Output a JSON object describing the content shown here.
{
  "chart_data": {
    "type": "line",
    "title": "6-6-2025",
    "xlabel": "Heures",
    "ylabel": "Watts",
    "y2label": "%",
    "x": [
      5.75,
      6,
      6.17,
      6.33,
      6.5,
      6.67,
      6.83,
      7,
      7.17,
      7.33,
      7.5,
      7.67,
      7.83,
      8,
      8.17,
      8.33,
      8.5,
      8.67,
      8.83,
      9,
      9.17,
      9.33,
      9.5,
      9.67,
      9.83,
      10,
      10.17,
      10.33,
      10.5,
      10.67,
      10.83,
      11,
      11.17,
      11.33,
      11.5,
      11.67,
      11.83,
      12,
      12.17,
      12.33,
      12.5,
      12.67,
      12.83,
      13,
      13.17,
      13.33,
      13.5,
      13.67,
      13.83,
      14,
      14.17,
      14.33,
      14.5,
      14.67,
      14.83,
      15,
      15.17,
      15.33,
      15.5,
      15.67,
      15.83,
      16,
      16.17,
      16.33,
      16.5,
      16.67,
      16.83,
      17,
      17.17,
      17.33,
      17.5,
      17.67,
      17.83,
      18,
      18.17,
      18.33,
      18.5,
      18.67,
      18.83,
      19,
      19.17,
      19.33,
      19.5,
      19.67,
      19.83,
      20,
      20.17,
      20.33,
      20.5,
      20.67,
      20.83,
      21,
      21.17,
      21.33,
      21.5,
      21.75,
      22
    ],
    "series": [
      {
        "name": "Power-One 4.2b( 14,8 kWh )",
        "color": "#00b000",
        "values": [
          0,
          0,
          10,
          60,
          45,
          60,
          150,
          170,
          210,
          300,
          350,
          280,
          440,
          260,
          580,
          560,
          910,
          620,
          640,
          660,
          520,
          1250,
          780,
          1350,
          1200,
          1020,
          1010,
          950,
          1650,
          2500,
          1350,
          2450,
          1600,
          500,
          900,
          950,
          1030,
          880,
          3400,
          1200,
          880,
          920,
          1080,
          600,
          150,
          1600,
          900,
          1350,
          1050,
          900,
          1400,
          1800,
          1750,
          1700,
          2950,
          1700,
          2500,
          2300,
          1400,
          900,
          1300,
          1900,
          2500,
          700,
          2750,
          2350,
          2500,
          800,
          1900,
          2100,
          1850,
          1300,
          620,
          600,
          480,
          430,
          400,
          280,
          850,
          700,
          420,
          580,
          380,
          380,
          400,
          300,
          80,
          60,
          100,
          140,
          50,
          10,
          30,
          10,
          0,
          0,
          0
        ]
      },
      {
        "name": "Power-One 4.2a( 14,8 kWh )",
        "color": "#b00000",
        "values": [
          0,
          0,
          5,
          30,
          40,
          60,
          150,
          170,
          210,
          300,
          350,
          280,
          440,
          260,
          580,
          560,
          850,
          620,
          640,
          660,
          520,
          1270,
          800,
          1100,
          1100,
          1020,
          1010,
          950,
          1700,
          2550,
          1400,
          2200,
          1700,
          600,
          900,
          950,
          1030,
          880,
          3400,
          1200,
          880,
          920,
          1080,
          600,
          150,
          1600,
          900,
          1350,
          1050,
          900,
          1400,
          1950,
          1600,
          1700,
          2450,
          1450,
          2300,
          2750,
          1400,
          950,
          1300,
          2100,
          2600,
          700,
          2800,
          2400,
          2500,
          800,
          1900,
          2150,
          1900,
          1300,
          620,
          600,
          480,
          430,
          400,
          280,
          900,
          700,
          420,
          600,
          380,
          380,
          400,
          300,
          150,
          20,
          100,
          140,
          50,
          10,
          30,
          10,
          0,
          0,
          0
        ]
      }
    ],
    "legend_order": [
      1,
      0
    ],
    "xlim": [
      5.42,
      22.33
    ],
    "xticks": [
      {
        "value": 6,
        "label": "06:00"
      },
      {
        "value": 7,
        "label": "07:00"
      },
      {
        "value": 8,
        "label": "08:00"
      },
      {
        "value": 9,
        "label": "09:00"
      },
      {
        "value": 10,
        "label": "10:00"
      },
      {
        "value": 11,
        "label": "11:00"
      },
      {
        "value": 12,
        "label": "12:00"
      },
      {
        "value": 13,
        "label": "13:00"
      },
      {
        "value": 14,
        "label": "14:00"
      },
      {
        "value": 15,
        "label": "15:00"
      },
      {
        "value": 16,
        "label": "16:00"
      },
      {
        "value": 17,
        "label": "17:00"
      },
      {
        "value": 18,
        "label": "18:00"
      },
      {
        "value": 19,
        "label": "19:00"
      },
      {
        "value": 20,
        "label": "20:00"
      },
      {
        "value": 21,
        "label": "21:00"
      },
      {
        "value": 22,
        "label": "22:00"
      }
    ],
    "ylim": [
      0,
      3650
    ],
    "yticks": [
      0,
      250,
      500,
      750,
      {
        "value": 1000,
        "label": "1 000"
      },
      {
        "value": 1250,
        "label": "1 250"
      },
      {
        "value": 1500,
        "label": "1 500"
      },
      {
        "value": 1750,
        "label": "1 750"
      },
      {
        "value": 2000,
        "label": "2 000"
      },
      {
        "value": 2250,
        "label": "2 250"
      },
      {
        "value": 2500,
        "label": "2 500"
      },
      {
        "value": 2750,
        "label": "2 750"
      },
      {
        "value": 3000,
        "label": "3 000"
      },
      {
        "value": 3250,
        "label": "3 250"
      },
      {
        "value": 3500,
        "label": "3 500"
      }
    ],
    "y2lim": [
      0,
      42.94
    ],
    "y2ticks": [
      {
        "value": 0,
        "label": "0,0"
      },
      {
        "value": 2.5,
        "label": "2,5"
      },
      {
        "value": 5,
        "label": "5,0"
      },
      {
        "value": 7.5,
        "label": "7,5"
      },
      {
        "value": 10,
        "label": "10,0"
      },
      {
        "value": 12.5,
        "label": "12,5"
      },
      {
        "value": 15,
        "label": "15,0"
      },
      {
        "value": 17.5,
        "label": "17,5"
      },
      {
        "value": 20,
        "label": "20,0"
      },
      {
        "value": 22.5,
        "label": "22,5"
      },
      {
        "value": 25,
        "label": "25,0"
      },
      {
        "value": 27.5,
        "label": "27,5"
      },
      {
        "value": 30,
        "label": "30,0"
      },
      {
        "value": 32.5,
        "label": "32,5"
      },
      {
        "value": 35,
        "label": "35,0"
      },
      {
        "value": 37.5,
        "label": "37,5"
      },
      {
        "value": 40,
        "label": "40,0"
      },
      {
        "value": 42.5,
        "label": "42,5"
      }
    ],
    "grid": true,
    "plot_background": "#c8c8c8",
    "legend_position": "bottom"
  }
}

# Your instructions:
Find each line that has the word "name", then copy it out.

# Output below:
        "name": "Power-One 4.2b( 14,8 kWh )",
        "name": "Power-One 4.2a( 14,8 kWh )",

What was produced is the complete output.